• [Goal]
Copy each line below without leaving any out.

• [Data in this exercise]
——————————
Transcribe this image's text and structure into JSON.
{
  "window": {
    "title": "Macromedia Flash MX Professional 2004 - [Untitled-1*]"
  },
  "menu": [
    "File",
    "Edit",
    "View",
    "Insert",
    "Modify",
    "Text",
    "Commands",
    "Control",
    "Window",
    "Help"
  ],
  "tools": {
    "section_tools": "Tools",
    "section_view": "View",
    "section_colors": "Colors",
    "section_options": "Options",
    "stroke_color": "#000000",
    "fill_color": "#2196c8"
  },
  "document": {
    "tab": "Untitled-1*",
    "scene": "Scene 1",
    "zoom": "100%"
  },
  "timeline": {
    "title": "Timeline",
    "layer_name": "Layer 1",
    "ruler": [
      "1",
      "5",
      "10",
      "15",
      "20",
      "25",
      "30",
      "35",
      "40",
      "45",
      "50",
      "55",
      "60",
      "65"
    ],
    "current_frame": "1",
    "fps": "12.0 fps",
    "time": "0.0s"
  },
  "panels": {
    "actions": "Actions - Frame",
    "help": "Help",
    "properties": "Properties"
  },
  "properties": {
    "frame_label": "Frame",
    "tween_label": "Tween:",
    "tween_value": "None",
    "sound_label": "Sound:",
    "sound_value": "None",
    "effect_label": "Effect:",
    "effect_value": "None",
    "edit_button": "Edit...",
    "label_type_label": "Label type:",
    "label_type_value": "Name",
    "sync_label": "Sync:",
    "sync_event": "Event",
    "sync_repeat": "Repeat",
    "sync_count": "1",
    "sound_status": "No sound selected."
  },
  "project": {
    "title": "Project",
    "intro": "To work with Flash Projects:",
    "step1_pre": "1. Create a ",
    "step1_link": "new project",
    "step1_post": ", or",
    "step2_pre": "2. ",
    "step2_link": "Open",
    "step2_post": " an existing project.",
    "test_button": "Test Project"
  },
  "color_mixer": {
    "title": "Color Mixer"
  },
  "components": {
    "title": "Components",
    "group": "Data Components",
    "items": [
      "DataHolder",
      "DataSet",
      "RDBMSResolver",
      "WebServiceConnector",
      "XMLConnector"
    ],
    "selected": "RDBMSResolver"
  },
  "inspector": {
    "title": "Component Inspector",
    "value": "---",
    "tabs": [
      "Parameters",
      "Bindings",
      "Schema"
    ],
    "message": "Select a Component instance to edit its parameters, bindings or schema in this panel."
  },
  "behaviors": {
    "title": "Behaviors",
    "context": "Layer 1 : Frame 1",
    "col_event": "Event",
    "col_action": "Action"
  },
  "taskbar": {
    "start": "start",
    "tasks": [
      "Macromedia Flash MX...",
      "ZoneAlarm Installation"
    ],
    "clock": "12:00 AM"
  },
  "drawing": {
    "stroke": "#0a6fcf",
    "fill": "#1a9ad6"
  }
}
——————————
• [Complete output]
Transcribe this image's text and structure into JSON.
{
  "window": {
    "title": "Macromedia Flash MX Professional 2004 - [Untitled-1*]"
  },
  "menu": [
    "File",
    "Edit",
    "View",
    "Insert",
    "Modify",
    "Text",
    "Commands",
    "Control",
    "Window",
    "Help"
  ],
  "tools": {
    "section_tools": "Tools",
    "section_view": "View",
    "section_colors": "Colors",
    "section_options": "Options",
    "stroke_color": "#000000",
    "fill_color": "#2196c8"
  },
  "document": {
    "tab": "Untitled-1*",
    "scene": "Scene 1",
    "zoom": "100%"
  },
  "timeline": {
    "title": "Timeline",
    "layer_name": "Layer 1",
    "ruler": [
      "1",
      "5",
      "10",
      "15",
      "20",
      "25",
      "30",
      "35",
      "40",
      "45",
      "50",
      "55",
      "60",
      "65"
    ],
    "current_frame": "1",
    "fps": "12.0 fps",
    "time": "0.0s"
  },
  "panels": {
    "actions": "Actions - Frame",
    "help": "Help",
    "properties": "Properties"
  },
  "properties": {
    "frame_label": "Frame",
    "tween_label": "Tween:",
    "tween_value": "None",
    "sound_label": "Sound:",
    "sound_value": "None",
    "effect_label": "Effect:",
    "effect_value": "None",
    "edit_button": "Edit...",
    "label_type_label": "Label type:",
    "label_type_value": "Name",
    "sync_label": "Sync:",
    "sync_event": "Event",
    "sync_repeat": "Repeat",
    "sync_count": "1",
    "sound_status": "No sound selected."
  },
  "project": {
    "title": "Project",
    "intro": "To work with Flash Projects:",
    "step1_pre": "1. Create a ",
    "step1_link": "new project",
    "step1_post": ", or",
    "step2_pre": "2. ",
    "step2_link": "Open",
    "step2_post": " an existing project.",
    "test_button": "Test Project"
  },
  "color_mixer": {
    "title": "Color Mixer"
  },
  "components": {
    "title": "Components",
    "group": "Data Components",
    "items": [
      "DataHolder",
      "DataSet",
      "RDBMSResolver",
      "WebServiceConnector",
      "XMLConnector"
    ],
    "selected": "RDBMSResolver"
  },
  "inspector": {
    "title": "Component Inspector",
    "value": "---",
    "tabs": [
      "Parameters",
      "Bindings",
      "Schema"
    ],
    "message": "Select a Component instance to edit its parameters, bindings or schema in this panel."
  },
  "behaviors": {
    "title": "Behaviors",
    "context": "Layer 1 : Frame 1",
    "col_event": "Event",
    "col_action": "Action"
  },
  "taskbar": {
    "start": "start",
    "tasks": [
      "Macromedia Flash MX...",
      "ZoneAlarm Installation"
    ],
    "clock": "12:00 AM"
  },
  "drawing": {
    "stroke": "#0a6fcf",
    "fill": "#1a9ad6"
  }
}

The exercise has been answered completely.